## Dataset records
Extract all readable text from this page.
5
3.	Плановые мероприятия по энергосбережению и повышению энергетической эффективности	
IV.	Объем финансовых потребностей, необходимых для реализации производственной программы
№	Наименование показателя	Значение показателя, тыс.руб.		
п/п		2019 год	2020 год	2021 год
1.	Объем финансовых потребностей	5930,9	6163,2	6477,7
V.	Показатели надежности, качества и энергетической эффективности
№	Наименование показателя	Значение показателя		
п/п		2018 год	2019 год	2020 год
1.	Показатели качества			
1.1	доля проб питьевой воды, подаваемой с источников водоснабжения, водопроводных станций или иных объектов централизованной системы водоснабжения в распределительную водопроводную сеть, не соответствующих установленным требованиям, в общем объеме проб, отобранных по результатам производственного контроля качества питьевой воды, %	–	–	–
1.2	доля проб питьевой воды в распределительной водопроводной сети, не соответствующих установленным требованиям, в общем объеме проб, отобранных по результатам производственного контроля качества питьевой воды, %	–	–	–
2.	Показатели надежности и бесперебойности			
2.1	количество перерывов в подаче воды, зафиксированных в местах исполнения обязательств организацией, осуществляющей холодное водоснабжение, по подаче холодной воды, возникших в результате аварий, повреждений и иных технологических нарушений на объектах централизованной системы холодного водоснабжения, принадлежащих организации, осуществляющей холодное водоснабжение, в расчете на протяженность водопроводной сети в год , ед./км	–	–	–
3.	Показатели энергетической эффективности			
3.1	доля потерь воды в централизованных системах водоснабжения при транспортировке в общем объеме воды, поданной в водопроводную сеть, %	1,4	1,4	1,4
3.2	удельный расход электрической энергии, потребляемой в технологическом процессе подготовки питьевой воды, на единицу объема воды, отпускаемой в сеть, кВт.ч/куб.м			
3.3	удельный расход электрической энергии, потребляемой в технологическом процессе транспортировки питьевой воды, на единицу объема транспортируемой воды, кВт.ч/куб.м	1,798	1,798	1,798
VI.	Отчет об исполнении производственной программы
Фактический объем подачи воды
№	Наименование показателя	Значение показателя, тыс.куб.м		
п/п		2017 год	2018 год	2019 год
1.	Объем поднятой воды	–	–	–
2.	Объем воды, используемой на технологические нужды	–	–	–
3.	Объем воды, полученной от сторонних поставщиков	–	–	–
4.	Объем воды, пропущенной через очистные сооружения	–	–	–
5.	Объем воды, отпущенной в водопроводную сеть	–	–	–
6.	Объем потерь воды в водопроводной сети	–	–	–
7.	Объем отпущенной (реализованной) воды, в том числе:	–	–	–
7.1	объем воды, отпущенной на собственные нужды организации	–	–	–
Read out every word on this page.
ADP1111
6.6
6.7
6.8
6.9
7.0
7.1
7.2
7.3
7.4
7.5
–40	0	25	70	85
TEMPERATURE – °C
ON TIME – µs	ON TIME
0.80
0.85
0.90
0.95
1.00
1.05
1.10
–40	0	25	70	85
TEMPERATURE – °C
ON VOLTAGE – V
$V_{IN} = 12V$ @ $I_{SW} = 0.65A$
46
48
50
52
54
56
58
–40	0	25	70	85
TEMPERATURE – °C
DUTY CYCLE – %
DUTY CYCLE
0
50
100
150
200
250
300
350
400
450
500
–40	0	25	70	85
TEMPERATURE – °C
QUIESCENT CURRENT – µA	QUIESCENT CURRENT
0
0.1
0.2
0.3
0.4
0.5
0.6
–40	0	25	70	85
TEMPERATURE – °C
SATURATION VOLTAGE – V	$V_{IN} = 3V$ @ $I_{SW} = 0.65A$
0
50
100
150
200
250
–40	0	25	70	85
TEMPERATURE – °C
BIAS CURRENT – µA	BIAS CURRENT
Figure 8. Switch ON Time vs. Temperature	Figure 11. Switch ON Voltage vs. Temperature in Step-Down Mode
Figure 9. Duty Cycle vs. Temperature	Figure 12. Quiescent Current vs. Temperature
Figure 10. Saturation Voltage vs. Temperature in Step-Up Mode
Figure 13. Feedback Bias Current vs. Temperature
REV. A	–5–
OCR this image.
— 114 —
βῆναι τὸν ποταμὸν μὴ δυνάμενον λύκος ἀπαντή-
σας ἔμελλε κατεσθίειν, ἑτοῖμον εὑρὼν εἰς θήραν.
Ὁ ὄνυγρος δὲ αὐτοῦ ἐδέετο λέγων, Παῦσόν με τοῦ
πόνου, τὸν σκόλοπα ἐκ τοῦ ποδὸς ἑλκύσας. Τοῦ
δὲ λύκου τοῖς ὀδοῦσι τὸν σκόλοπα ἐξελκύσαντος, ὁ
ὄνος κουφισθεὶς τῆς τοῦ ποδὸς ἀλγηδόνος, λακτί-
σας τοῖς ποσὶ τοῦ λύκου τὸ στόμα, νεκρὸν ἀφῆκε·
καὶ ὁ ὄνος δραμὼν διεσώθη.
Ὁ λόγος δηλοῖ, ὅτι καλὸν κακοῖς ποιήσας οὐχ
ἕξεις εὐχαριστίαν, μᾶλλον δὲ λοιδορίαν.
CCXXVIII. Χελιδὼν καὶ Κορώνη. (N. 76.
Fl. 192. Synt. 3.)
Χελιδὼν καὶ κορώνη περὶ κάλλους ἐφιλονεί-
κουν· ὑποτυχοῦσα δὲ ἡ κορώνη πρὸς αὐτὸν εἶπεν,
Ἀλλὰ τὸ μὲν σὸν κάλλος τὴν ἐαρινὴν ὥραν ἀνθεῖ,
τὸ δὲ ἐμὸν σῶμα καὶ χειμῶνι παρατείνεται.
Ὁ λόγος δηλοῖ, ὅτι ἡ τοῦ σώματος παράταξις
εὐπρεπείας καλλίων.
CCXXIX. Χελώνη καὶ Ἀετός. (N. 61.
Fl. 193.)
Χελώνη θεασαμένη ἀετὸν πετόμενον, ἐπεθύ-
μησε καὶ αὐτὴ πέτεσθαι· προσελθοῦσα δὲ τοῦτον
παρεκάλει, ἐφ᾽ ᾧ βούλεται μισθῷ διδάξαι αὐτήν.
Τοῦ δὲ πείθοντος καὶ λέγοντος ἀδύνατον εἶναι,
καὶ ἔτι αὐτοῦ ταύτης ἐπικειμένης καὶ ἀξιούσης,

## Goal of the exercise
Search the data for the string "отпущенной". List each line that has it.

## Answer to this task
5.	Объем воды, отпущенной в водопроводную сеть	–	–	–
7.	Объем отпущенной (реализованной) воды, в том числе:	–	–	–
7.1	объем воды, отпущенной на собственные нужды организации	–	–	–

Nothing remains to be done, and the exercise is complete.